OPDRACHTEN
A. Wie heeft volgens de boekbesprekingen de verhalen en voordrachten in "Uut oes Drèènse laand" verzameld?
B. Schrijf de boekbesprekingen verder, te beginnen na de laatste zin.

De bekende spreekwijze: ‘Een ieder heeft twee vaderlanden, het zijne en bovendien nog Frankrijk’, geldt wel in het bijzonder voor de literatuur. Het is dan ook een buitengewoon voorrecht, om voor een tocht door de hedendaagsche Fransche letterkunde onder de leiding te staan van een Hollander, die toont, dat hij zeer veel houdt van zijn tweede vaderland. Dat hij daarbij niet blind is voor gebreken, welke typeerend zijn voor de Fransche romanliteratuur, strekt hem tot eer. Speciaal daar, waar Dr. Marmelstein zich tot tolk maakt van de velen, die van meening zijn, dat men stelling moet nemen tegen de onbeperkte schaamteloosheid in vele voortbrengselen der moderne schrijvers, heeft hij naar ons hart gesproken.
Het boek van Dr. Marmelstein is in twee deelen gescheiden. In het eerste geeft hij in bloemrijke taal een overzicht van de dicht-, roman- en tooneelkunst in de twintigste eeuw, waarbij de schrijver, liever dan ons veel namen te noemen, zijn aandacht wijdt aan de verschillende stroomingen in het tijdvak, dat hij behandelt. In het tweede en verreweg het grootste deel komen monografieën voor over enkele vooraanstaanden, waarbij met zorg gekozen in het Hollandsch vertaalde citaten een waardige illustratie vormen.
A.P.
| |
Uut oes Drèènse laand, Drentse verhalen en voordrachten, verzameld door R. Houwink Hzn. Uitg.: Van Gorcum en Comp., Assen.
Dit boekje, met bijdragen, merendeels in dialect, is allereerst voor Drentenaren bestemd; maar het heeft waarde voor ieder, die taal, gebruiken en landsaard der bewoners van dit al te lang miskende, schone en eigenaardige deel van ons land nader wil bestuderen. Het is opvallend pretentieloos geschreven, direct en eenvoudig, met de droge geestigheid van den Sakser. De serie Nieuw Drents Mozaïk is er mee verrijkt.
ANNE DE VRIES.
| |
| |
| |
Lichtzoekers, door Mary Pos. Uitg.: J.H. Kok N.V., Kampen 1935.
Wat men in deze bundel korte verhalen vrijwel voortdurend en hinderlijk mist, is de ontroering, de grote, innige en waarachtige ontroering, die wij mensen soms plotseling ondergaan, als ons het wonder bewust wordt, dat er is ook in de kleine, gewone dingen van het leven. En de kunstenaar, die onze aandacht vraagt voor zijn weergave van iets uit dat leven, moet die ontroering kennen, omdat ze een levensvoorwaarde is voor zijn werk.

AANGELEVERDE REGELS
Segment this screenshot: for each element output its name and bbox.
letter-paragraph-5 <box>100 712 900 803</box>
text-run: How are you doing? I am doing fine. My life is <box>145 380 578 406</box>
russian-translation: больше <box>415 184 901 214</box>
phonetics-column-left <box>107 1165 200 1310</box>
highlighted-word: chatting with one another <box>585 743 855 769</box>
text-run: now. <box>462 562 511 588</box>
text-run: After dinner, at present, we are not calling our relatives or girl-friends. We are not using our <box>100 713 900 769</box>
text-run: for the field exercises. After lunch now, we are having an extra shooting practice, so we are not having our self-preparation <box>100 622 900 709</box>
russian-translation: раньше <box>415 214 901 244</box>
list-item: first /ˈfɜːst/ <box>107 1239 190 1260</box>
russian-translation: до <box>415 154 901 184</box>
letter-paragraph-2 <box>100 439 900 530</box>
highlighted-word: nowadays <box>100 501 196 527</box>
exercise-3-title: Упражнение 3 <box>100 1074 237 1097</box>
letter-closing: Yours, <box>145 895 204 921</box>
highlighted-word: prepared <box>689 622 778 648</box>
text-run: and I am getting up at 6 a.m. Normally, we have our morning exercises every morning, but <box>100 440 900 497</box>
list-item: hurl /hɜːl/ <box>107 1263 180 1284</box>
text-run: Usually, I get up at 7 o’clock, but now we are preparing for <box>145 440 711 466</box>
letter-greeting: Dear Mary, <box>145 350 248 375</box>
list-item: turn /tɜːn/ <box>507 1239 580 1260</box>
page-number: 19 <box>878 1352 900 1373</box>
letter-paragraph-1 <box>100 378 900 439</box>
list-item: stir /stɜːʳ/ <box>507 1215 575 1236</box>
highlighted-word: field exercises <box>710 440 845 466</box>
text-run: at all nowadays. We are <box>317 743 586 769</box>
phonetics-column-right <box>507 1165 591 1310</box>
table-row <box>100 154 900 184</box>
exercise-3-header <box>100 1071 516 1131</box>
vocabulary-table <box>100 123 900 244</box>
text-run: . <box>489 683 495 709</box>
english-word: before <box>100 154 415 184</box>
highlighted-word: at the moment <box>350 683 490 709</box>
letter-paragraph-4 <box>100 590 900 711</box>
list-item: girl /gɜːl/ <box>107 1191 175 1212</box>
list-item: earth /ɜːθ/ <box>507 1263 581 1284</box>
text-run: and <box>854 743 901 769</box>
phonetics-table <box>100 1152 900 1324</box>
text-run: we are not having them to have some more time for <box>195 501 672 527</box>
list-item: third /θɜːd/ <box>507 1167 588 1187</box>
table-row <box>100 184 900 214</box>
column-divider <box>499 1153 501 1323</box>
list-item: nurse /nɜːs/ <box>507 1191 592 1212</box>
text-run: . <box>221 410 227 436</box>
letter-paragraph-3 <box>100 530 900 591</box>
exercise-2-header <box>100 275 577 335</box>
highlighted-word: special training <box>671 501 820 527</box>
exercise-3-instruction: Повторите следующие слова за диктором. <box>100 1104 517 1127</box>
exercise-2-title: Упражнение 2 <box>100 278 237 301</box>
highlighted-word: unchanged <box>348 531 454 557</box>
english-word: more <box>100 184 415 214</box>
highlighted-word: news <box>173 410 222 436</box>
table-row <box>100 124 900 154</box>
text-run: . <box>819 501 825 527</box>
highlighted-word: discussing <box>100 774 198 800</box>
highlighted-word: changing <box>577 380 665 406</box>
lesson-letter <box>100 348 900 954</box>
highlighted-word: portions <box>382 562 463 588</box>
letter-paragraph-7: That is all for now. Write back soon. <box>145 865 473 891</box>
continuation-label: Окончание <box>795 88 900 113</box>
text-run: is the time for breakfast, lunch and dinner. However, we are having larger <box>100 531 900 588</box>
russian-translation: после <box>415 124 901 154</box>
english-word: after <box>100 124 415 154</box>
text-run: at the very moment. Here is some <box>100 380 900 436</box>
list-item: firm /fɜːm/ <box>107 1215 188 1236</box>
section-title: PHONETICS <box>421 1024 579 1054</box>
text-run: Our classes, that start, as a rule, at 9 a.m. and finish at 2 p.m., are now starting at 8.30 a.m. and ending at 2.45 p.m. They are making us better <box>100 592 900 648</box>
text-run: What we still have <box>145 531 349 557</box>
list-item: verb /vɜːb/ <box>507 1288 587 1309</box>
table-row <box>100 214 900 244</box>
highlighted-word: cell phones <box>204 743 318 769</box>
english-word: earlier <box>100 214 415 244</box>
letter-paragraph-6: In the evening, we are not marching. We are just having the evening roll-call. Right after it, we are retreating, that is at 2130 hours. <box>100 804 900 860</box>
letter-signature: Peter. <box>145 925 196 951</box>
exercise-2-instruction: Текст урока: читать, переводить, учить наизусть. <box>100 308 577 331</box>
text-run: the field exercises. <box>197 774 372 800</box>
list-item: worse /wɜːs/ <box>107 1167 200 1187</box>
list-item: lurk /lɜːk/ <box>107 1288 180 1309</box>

ANTWOORDEN
A. R. Houwink Hzn.

B.
Het is die ontroering, welke deze schetsen, ondanks het alledaagse van onderwerpen en wijze van verhalen, waardevol had kunnen maken; nu ze ontbreekt, blijft alles kleinburgerlijk, onbelangrijk en vlak. De lotgevallen en gevoelens van de personen, die de schrijfster voor ons plaatst, laten ons onbewogen; zij weet ze niet tot waarachtige mensen te vormen. De strijd van den jongeman uit ‘Toch Uw zoon?’ de zielsbewegingen van het kind uit het derde verhaal, het is alles te grof, te vluchtig getekend, zonder geduldige, liefdevolle aandacht. Het echtpaar Houtkooper uit ‘Corrie’, de stiefmoeder uit ‘Het rad van avontuur’, de directeur uit ‘Surséance’, ze zijn allen getekend zonder die onontbeerlijke barmhartigheid, die ook in den meest onsympathieken mens nog ziet het kind Gods.
Het tweede verhaal was ons inziens beter op zijn plaats geweest als short story in een courant, om van ‘Onderhandeling’ en ‘De zorg van Pietje’ maar te zwijgen. Veel beter dan de rest is ‘De Moeder’. Hier is de taal beeldender en de karaktertekening zuiver en gevoelig. Het is ook het enige van deze tien Christelijk bedoelde verhalen dat waarlijk Christelijk is; in alle andere is die Christelijkheid iets opgelegds, ze komt, niet voort uit de geschiedenis zelf, ze vormt er niet een natuurlijk geheel mee. Dientengevolge mist dit werk te enen male zijn doel, n.l. dat het zou zijn geworden ‘verkondiger van Gods eer’.
Van welk standpunt men het ook beziet, een aanwinst is deze bundel niet te noemen.
W.J.S.
| |
Het nieuwe Nederlandse proza in novellen. I, II, III. Verzameld door H. Godthelp en A.F. Mirande. J.B. Wolters' Uitgevers-Maatschappij N.V., Groningen, Batavia. 1935.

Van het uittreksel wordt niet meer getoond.